== Set task ==
Reproduce the listing below without changes, except that pictures are left out.

== Given information ==

.....

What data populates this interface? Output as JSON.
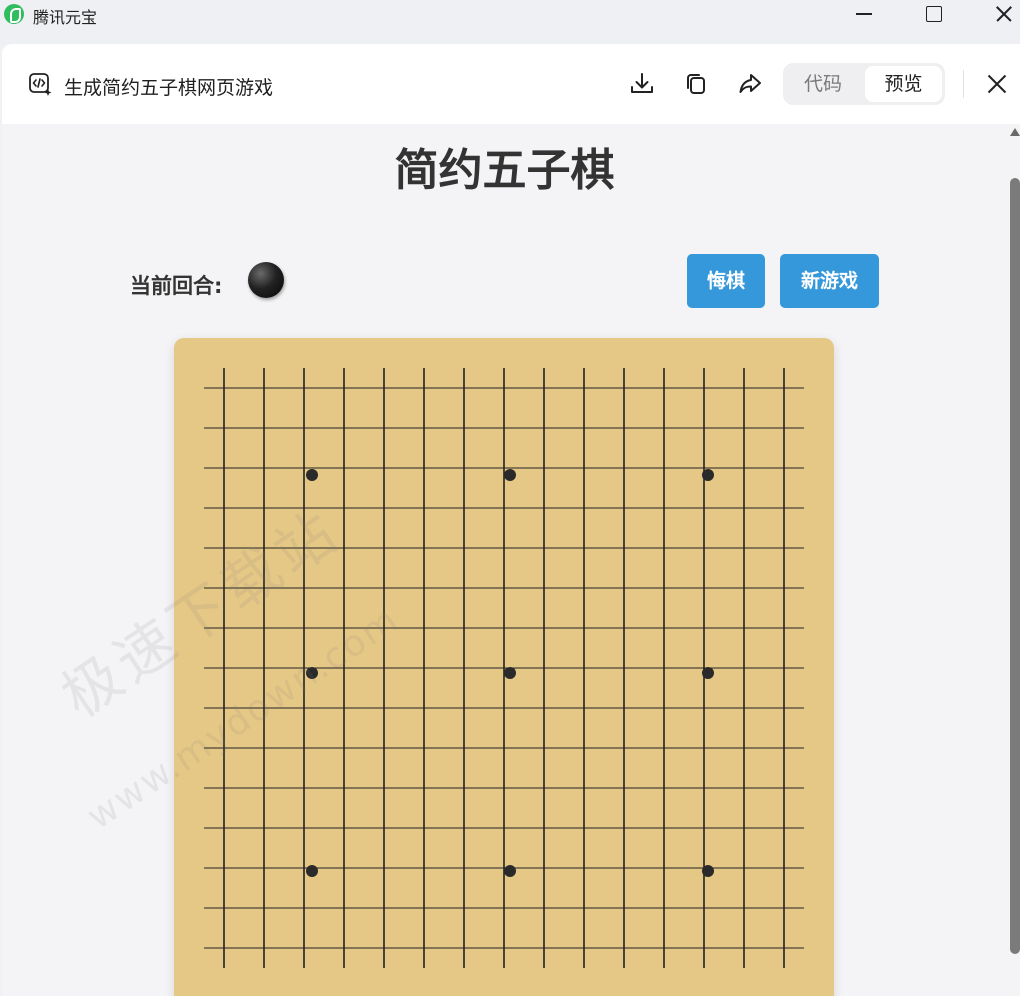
{
  "window": {
    "app_title": "腾讯元宝"
  },
  "header": {
    "title": "生成简约五子棋网页游戏",
    "icons": [
      "code-icon",
      "download-icon",
      "copy-icon",
      "share-icon",
      "close-icon"
    ],
    "toggle": {
      "code_label": "代码",
      "preview_label": "预览",
      "selected": "预览"
    }
  },
  "game": {
    "title": "简约五子棋",
    "turn_label": "当前回合:",
    "current_turn": "black",
    "undo_label": "悔棋",
    "new_game_label": "新游戏",
    "board": {
      "size": 15,
      "star_points": [
        [
          3,
          3
        ],
        [
          3,
          7
        ],
        [
          3,
          11
        ],
        [
          7,
          3
        ],
        [
          7,
          7
        ],
        [
          7,
          11
        ],
        [
          11,
          3
        ],
        [
          11,
          7
        ],
        [
          11,
          11
        ]
      ],
      "stones": []
    }
  },
  "watermark": {
    "text": "极速下载站",
    "url": "www.mydown.com"
  },
  "colors": {
    "button": "#3498db",
    "board": "#e6c886",
    "grid": "#222222",
    "background": "#f4f4f6"
  }
}
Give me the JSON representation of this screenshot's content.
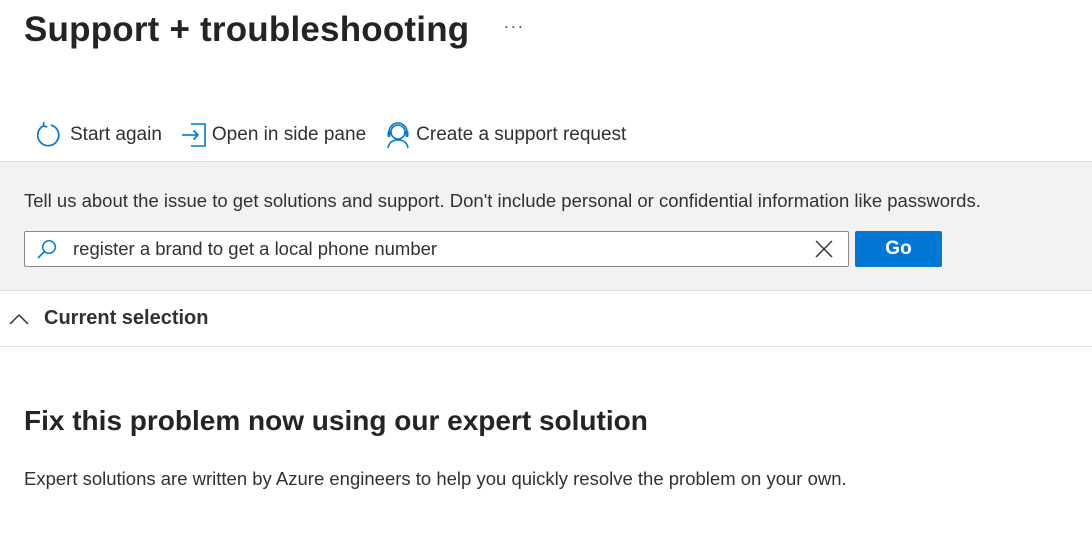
{
  "header": {
    "title": "Support + troubleshooting",
    "more_label": "···"
  },
  "toolbar": {
    "items": [
      {
        "label": "Start again",
        "icon": "refresh-icon"
      },
      {
        "label": "Open in side pane",
        "icon": "open-side-pane-icon"
      },
      {
        "label": "Create a support request",
        "icon": "support-agent-icon"
      }
    ]
  },
  "issue": {
    "prompt": "Tell us about the issue to get solutions and support. Don't include personal or confidential information like passwords.",
    "search_value": "register a brand to get a local phone number",
    "go_label": "Go"
  },
  "current_selection": {
    "label": "Current selection",
    "expanded": true
  },
  "expert": {
    "title": "Fix this problem now using our expert solution",
    "description": "Expert solutions are written by Azure engineers to help you quickly resolve the problem on your own."
  },
  "colors": {
    "accent": "#0078d4",
    "panel_bg": "#f3f2f1",
    "text": "#323130"
  }
}
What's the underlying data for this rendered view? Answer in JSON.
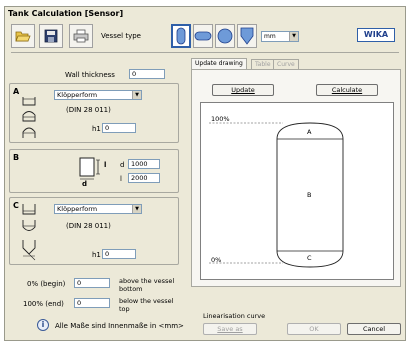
{
  "window": {
    "title": "Tank Calculation   [Sensor]"
  },
  "toolbar": {
    "open_icon": "open-folder-icon",
    "save_icon": "save-disk-icon",
    "print_icon": "printer-icon",
    "vessel_type_label": "Vessel type",
    "unit_value": "mm",
    "brand": "WIKA"
  },
  "wall": {
    "label": "Wall thickness",
    "value": "0"
  },
  "section_a": {
    "letter": "A",
    "shape": "Klöpperform",
    "norm": "(DIN 28 011)",
    "h1_label": "h1",
    "h1_value": "0"
  },
  "section_b": {
    "letter": "B",
    "d_label": "d",
    "d_value": "1000",
    "l_label": "l",
    "l_value": "2000",
    "diagram_d": "d",
    "diagram_l": "l"
  },
  "section_c": {
    "letter": "C",
    "shape": "Klöpperform",
    "norm": "(DIN 28 011)",
    "h1_label": "h1",
    "h1_value": "0"
  },
  "range": {
    "begin_label": "0% (begin)",
    "begin_value": "0",
    "begin_desc_1": "above the vessel",
    "begin_desc_2": "bottom",
    "end_label": "100% (end)",
    "end_value": "0",
    "end_desc_1": "below the vessel",
    "end_desc_2": "top"
  },
  "info": {
    "text": "Alle Maße sind Innenmaße in <mm>"
  },
  "tabs": [
    {
      "label": "Update drawing"
    },
    {
      "label": "Table"
    },
    {
      "label": "Curve"
    }
  ],
  "panel": {
    "update_label": "Update",
    "calculate_label": "Calculate"
  },
  "drawing": {
    "top_label": "100%",
    "bottom_label": "0%",
    "section_a": "A",
    "section_b": "B",
    "section_c": "C"
  },
  "footer": {
    "linearisation_label": "Linearisation curve",
    "save_as_label": "Save as",
    "ok_label": "OK",
    "cancel_label": "Cancel"
  }
}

.....

== Exercise solution ==
What data populates this interface? Output as JSON.
{
  "window": {
    "app_title": "腾讯元宝"
  },
  "header": {
    "title": "生成简约五子棋网页游戏",
    "icons": [
      "code-icon",
      "download-icon",
      "copy-icon",
      "share-icon",
      "close-icon"
    ],
    "toggle": {
      "code_label": "代码",
      "preview_label": "预览",
      "selected": "预览"
    }
  },
  "game": {
    "title": "简约五子棋",
    "turn_label": "当前回合:",
    "current_turn": "black",
    "undo_label": "悔棋",
    "new_game_label": "新游戏",
    "board": {
      "size": 15,
      "star_points": [
        [
          3,
          3
        ],
        [
          3,
          7
        ],
        [
          3,
          11
        ],
        [
          7,
          3
        ],
        [
          7,
          7
        ],
        [
          7,
          11
        ],
        [
          11,
          3
        ],
        [
          11,
          7
        ],
        [
          11,
          11
        ]
      ],
      "stones": []
    }
  },
  "watermark": {
    "text": "极速下载站",
    "url": "www.mydown.com"
  },
  "colors": {
    "button": "#3498db",
    "board": "#e6c886",
    "grid": "#222222",
    "background": "#f4f4f6"
  }
}
Give me the JSON representation of this screenshot's content.
{
  "header": {
    "title": "Support + troubleshooting",
    "more_label": "···"
  },
  "toolbar": {
    "items": [
      {
        "label": "Start again",
        "icon": "refresh-icon"
      },
      {
        "label": "Open in side pane",
        "icon": "open-side-pane-icon"
      },
      {
        "label": "Create a support request",
        "icon": "support-agent-icon"
      }
    ]
  },
  "issue": {
    "prompt": "Tell us about the issue to get solutions and support. Don't include personal or confidential information like passwords.",
    "search_value": "register a brand to get a local phone number",
    "go_label": "Go"
  },
  "current_selection": {
    "label": "Current selection",
    "expanded": true
  },
  "expert": {
    "title": "Fix this problem now using our expert solution",
    "description": "Expert solutions are written by Azure engineers to help you quickly resolve the problem on your own."
  },
  "colors": {
    "accent": "#0078d4",
    "panel_bg": "#f3f2f1",
    "text": "#323130"
  }
}
What's the underlying data for this rendered view? Answer in JSON.
{
  "window": {
    "title": "Tank Calculation   [Sensor]"
  },
  "toolbar": {
    "open_icon": "open-folder-icon",
    "save_icon": "save-disk-icon",
    "print_icon": "printer-icon",
    "vessel_type_label": "Vessel type",
    "unit_value": "mm",
    "brand": "WIKA"
  },
  "wall": {
    "label": "Wall thickness",
    "value": "0"
  },
  "section_a": {
    "letter": "A",
    "shape": "Klöpperform",
    "norm": "(DIN 28 011)",
    "h1_label": "h1",
    "h1_value": "0"
  },
  "section_b": {
    "letter": "B",
    "d_label": "d",
    "d_value": "1000",
    "l_label": "l",
    "l_value": "2000",
    "diagram_d": "d",
    "diagram_l": "l"
  },
  "section_c": {
    "letter": "C",
    "shape": "Klöpperform",
    "norm": "(DIN 28 011)",
    "h1_label": "h1",
    "h1_value": "0"
  },
  "range": {
    "begin_label": "0% (begin)",
    "begin_value": "0",
    "begin_desc_1": "above the vessel",
    "begin_desc_2": "bottom",
    "end_label": "100% (end)",
    "end_value": "0",
    "end_desc_1": "below the vessel",
    "end_desc_2": "top"
  },
  "info": {
    "text": "Alle Maße sind Innenmaße in <mm>"
  },
  "tabs": [
    {
      "label": "Update drawing"
    },
    {
      "label": "Table"
    },
    {
      "label": "Curve"
    }
  ],
  "panel": {
    "update_label": "Update",
    "calculate_label": "Calculate"
  },
  "drawing": {
    "top_label": "100%",
    "bottom_label": "0%",
    "section_a": "A",
    "section_b": "B",
    "section_c": "C"
  },
  "footer": {
    "linearisation_label": "Linearisation curve",
    "save_as_label": "Save as",
    "ok_label": "OK",
    "cancel_label": "Cancel"
  }
}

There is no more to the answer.